WHAT THIS TASK INVOLVES:
Give every line below again, exactly.

Rows from a dataset
***
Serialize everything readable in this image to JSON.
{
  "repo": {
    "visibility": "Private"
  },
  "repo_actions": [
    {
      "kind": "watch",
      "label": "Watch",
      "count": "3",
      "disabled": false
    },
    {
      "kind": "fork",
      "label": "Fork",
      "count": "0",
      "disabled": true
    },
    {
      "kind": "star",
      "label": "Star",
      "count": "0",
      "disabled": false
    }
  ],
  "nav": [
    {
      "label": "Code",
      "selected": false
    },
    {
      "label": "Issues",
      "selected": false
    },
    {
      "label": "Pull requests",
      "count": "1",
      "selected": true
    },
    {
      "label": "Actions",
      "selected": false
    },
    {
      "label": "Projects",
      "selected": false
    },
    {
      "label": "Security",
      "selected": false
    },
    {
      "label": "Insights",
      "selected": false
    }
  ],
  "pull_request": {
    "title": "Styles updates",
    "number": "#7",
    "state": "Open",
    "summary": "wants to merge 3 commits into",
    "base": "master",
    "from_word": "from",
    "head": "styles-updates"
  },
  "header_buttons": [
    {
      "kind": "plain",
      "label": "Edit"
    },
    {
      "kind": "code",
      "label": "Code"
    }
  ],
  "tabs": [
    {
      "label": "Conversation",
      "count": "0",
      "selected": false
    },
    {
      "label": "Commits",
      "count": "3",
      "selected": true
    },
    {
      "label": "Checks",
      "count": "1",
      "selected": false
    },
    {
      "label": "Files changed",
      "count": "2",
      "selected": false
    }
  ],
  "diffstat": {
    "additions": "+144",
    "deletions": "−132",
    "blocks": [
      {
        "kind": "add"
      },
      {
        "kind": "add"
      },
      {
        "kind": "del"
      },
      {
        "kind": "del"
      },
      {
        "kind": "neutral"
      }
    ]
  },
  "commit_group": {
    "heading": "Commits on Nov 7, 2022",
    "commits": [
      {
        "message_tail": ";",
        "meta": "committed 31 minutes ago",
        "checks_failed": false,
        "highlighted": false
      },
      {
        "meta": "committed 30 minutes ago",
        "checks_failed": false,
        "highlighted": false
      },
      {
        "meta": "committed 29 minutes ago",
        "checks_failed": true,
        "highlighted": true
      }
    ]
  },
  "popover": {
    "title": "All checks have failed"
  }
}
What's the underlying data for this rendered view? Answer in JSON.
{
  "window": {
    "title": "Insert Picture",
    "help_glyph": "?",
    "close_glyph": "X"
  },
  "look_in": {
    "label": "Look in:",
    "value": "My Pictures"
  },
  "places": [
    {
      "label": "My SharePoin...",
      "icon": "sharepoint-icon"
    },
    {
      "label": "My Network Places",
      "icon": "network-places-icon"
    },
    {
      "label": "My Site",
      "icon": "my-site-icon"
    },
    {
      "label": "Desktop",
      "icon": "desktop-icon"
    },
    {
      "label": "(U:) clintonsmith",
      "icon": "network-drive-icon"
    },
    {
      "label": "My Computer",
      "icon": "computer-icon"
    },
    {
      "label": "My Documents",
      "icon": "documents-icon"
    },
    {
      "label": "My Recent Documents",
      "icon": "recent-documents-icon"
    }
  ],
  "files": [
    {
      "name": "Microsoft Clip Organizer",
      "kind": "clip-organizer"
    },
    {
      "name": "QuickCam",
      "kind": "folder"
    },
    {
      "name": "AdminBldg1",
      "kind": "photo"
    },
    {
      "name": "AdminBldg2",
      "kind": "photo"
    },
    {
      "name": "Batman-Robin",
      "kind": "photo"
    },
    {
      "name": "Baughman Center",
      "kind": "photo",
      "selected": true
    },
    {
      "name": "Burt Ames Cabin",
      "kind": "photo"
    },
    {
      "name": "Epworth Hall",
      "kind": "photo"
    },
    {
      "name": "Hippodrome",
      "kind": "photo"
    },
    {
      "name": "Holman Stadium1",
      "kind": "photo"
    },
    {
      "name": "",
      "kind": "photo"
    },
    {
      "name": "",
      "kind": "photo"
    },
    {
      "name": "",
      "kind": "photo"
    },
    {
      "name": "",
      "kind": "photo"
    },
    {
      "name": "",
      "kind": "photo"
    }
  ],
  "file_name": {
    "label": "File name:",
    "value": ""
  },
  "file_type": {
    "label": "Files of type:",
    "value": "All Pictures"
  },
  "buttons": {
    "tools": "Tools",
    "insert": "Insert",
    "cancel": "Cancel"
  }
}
***
CORRECT RESULT:
Serialize everything readable in this image to JSON.
{
  "repo": {
    "visibility": "Private"
  },
  "repo_actions": [
    {
      "kind": "watch",
      "label": "Watch",
      "count": "3",
      "disabled": false
    },
    {
      "kind": "fork",
      "label": "Fork",
      "count": "0",
      "disabled": true
    },
    {
      "kind": "star",
      "label": "Star",
      "count": "0",
      "disabled": false
    }
  ],
  "nav": [
    {
      "label": "Code",
      "selected": false
    },
    {
      "label": "Issues",
      "selected": false
    },
    {
      "label": "Pull requests",
      "count": "1",
      "selected": true
    },
    {
      "label": "Actions",
      "selected": false
    },
    {
      "label": "Projects",
      "selected": false
    },
    {
      "label": "Security",
      "selected": false
    },
    {
      "label": "Insights",
      "selected": false
    }
  ],
  "pull_request": {
    "title": "Styles updates",
    "number": "#7",
    "state": "Open",
    "summary": "wants to merge 3 commits into",
    "base": "master",
    "from_word": "from",
    "head": "styles-updates"
  },
  "header_buttons": [
    {
      "kind": "plain",
      "label": "Edit"
    },
    {
      "kind": "code",
      "label": "Code"
    }
  ],
  "tabs": [
    {
      "label": "Conversation",
      "count": "0",
      "selected": false
    },
    {
      "label": "Commits",
      "count": "3",
      "selected": true
    },
    {
      "label": "Checks",
      "count": "1",
      "selected": false
    },
    {
      "label": "Files changed",
      "count": "2",
      "selected": false
    }
  ],
  "diffstat": {
    "additions": "+144",
    "deletions": "−132",
    "blocks": [
      {
        "kind": "add"
      },
      {
        "kind": "add"
      },
      {
        "kind": "del"
      },
      {
        "kind": "del"
      },
      {
        "kind": "neutral"
      }
    ]
  },
  "commit_group": {
    "heading": "Commits on Nov 7, 2022",
    "commits": [
      {
        "message_tail": ";",
        "meta": "committed 31 minutes ago",
        "checks_failed": false,
        "highlighted": false
      },
      {
        "meta": "committed 30 minutes ago",
        "checks_failed": false,
        "highlighted": false
      },
      {
        "meta": "committed 29 minutes ago",
        "checks_failed": true,
        "highlighted": true
      }
    ]
  },
  "popover": {
    "title": "All checks have failed"
  }
}
What's the underlying data for this rendered view? Answer in JSON.
{
  "window": {
    "title": "Insert Picture",
    "help_glyph": "?",
    "close_glyph": "X"
  },
  "look_in": {
    "label": "Look in:",
    "value": "My Pictures"
  },
  "places": [
    {
      "label": "My SharePoin...",
      "icon": "sharepoint-icon"
    },
    {
      "label": "My Network Places",
      "icon": "network-places-icon"
    },
    {
      "label": "My Site",
      "icon": "my-site-icon"
    },
    {
      "label": "Desktop",
      "icon": "desktop-icon"
    },
    {
      "label": "(U:) clintonsmith",
      "icon": "network-drive-icon"
    },
    {
      "label": "My Computer",
      "icon": "computer-icon"
    },
    {
      "label": "My Documents",
      "icon": "documents-icon"
    },
    {
      "label": "My Recent Documents",
      "icon": "recent-documents-icon"
    }
  ],
  "files": [
    {
      "name": "Microsoft Clip Organizer",
      "kind": "clip-organizer"
    },
    {
      "name": "QuickCam",
      "kind": "folder"
    },
    {
      "name": "AdminBldg1",
      "kind": "photo"
    },
    {
      "name": "AdminBldg2",
      "kind": "photo"
    },
    {
      "name": "Batman-Robin",
      "kind": "photo"
    },
    {
      "name": "Baughman Center",
      "kind": "photo",
      "selected": true
    },
    {
      "name": "Burt Ames Cabin",
      "kind": "photo"
    },
    {
      "name": "Epworth Hall",
      "kind": "photo"
    },
    {
      "name": "Hippodrome",
      "kind": "photo"
    },
    {
      "name": "Holman Stadium1",
      "kind": "photo"
    },
    {
      "name": "",
      "kind": "photo"
    },
    {
      "name": "",
      "kind": "photo"
    },
    {
      "name": "",
      "kind": "photo"
    },
    {
      "name": "",
      "kind": "photo"
    },
    {
      "name": "",
      "kind": "photo"
    }
  ],
  "file_name": {
    "label": "File name:",
    "value": ""
  },
  "file_type": {
    "label": "Files of type:",
    "value": "All Pictures"
  },
  "buttons": {
    "tools": "Tools",
    "insert": "Insert",
    "cancel": "Cancel"
  }
}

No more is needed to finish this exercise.